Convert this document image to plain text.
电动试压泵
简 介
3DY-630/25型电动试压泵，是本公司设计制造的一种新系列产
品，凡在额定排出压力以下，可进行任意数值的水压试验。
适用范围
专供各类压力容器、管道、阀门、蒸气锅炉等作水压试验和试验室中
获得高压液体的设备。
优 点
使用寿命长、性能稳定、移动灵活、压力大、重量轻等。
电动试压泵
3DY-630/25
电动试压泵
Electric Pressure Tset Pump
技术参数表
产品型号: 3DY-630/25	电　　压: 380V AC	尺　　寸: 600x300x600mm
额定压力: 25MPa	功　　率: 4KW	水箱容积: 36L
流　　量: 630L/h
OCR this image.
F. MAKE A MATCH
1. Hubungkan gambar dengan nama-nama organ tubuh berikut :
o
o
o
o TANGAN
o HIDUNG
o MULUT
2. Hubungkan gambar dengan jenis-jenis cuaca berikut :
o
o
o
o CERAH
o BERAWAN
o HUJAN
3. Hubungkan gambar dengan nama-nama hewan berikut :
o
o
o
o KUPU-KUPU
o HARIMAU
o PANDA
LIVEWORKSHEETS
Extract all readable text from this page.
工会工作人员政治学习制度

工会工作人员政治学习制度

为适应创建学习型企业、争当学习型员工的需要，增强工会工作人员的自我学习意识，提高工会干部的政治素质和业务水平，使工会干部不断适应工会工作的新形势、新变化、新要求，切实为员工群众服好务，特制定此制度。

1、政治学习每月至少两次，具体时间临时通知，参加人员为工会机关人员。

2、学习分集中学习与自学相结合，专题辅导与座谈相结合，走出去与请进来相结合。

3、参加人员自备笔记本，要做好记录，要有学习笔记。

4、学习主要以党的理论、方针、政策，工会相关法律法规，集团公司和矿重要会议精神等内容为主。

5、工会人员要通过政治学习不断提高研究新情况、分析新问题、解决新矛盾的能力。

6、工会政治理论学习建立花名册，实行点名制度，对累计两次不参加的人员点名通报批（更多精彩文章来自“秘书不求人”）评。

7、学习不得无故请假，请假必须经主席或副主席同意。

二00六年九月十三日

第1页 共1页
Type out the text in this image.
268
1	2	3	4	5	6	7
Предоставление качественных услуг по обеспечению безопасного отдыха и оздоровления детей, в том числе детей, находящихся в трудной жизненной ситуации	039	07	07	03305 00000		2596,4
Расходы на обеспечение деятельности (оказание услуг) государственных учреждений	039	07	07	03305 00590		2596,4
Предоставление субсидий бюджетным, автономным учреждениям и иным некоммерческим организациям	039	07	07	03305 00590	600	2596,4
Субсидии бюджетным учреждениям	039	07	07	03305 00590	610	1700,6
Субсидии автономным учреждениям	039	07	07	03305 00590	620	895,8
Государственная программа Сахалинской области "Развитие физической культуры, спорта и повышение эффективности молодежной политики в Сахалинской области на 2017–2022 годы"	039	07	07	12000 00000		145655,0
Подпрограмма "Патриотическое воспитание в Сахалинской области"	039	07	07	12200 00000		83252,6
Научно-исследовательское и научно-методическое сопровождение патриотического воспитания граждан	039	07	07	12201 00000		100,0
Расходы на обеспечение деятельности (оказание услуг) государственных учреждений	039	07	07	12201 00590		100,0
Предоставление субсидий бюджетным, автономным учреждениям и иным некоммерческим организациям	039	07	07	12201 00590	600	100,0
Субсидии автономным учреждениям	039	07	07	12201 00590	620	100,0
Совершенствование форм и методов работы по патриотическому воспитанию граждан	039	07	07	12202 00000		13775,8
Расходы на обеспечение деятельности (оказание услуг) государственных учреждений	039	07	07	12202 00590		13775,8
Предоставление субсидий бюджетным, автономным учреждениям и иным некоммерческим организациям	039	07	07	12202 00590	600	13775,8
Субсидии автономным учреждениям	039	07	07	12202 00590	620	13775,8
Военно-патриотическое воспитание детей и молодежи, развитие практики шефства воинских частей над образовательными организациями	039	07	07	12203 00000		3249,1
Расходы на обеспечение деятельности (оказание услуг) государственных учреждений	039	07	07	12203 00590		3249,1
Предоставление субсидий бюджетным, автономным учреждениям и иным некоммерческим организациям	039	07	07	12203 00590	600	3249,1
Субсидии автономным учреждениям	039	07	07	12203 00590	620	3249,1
+--
> [EXERCISE DETAILS] Restate the data above word for word, please.

> [RESPONSE]
Convert this document image to plain text.
电动试压泵
简 介
3DY-630/25型电动试压泵，是本公司设计制造的一种新系列产
品，凡在额定排出压力以下，可进行任意数值的水压试验。
适用范围
专供各类压力容器、管道、阀门、蒸气锅炉等作水压试验和试验室中
获得高压液体的设备。
优 点
使用寿命长、性能稳定、移动灵活、压力大、重量轻等。
电动试压泵
3DY-630/25
电动试压泵
Electric Pressure Tset Pump
技术参数表
产品型号: 3DY-630/25	电　　压: 380V AC	尺　　寸: 600x300x600mm
额定压力: 25MPa	功　　率: 4KW	水箱容积: 36L
流　　量: 630L/h
OCR this image.
F. MAKE A MATCH
1. Hubungkan gambar dengan nama-nama organ tubuh berikut :
o
o
o
o TANGAN
o HIDUNG
o MULUT
2. Hubungkan gambar dengan jenis-jenis cuaca berikut :
o
o
o
o CERAH
o BERAWAN
o HUJAN
3. Hubungkan gambar dengan nama-nama hewan berikut :
o
o
o
o KUPU-KUPU
o HARIMAU
o PANDA
LIVEWORKSHEETS
Extract all readable text from this page.
工会工作人员政治学习制度

工会工作人员政治学习制度

为适应创建学习型企业、争当学习型员工的需要，增强工会工作人员的自我学习意识，提高工会干部的政治素质和业务水平，使工会干部不断适应工会工作的新形势、新变化、新要求，切实为员工群众服好务，特制定此制度。

1、政治学习每月至少两次，具体时间临时通知，参加人员为工会机关人员。

2、学习分集中学习与自学相结合，专题辅导与座谈相结合，走出去与请进来相结合。

3、参加人员自备笔记本，要做好记录，要有学习笔记。

4、学习主要以党的理论、方针、政策，工会相关法律法规，集团公司和矿重要会议精神等内容为主。

5、工会人员要通过政治学习不断提高研究新情况、分析新问题、解决新矛盾的能力。

6、工会政治理论学习建立花名册，实行点名制度，对累计两次不参加的人员点名通报批（更多精彩文章来自“秘书不求人”）评。

7、学习不得无故请假，请假必须经主席或副主席同意。

二00六年九月十三日

第1页 共1页
Type out the text in this image.
268
1	2	3	4	5	6	7
Предоставление качественных услуг по обеспечению безопасного отдыха и оздоровления детей, в том числе детей, находящихся в трудной жизненной ситуации	039	07	07	03305 00000		2596,4
Расходы на обеспечение деятельности (оказание услуг) государственных учреждений	039	07	07	03305 00590		2596,4
Предоставление субсидий бюджетным, автономным учреждениям и иным некоммерческим организациям	039	07	07	03305 00590	600	2596,4
Субсидии бюджетным учреждениям	039	07	07	03305 00590	610	1700,6
Субсидии автономным учреждениям	039	07	07	03305 00590	620	895,8
Государственная программа Сахалинской области "Развитие физической культуры, спорта и повышение эффективности молодежной политики в Сахалинской области на 2017–2022 годы"	039	07	07	12000 00000		145655,0
Подпрограмма "Патриотическое воспитание в Сахалинской области"	039	07	07	12200 00000		83252,6
Научно-исследовательское и научно-методическое сопровождение патриотического воспитания граждан	039	07	07	12201 00000		100,0
Расходы на обеспечение деятельности (оказание услуг) государственных учреждений	039	07	07	12201 00590		100,0
Предоставление субсидий бюджетным, автономным учреждениям и иным некоммерческим организациям	039	07	07	12201 00590	600	100,0
Субсидии автономным учреждениям	039	07	07	12201 00590	620	100,0
Совершенствование форм и методов работы по патриотическому воспитанию граждан	039	07	07	12202 00000		13775,8
Расходы на обеспечение деятельности (оказание услуг) государственных учреждений	039	07	07	12202 00590		13775,8
Предоставление субсидий бюджетным, автономным учреждениям и иным некоммерческим организациям	039	07	07	12202 00590	600	13775,8
Субсидии автономным учреждениям	039	07	07	12202 00590	620	13775,8
Военно-патриотическое воспитание детей и молодежи, развитие практики шефства воинских частей над образовательными организациями	039	07	07	12203 00000		3249,1
Расходы на обеспечение деятельности (оказание услуг) государственных учреждений	039	07	07	12203 00590		3249,1
Предоставление субсидий бюджетным, автономным учреждениям и иным некоммерческим организациям	039	07	07	12203 00590	600	3249,1
Субсидии автономным учреждениям	039	07	07	12203 00590	620	3249,1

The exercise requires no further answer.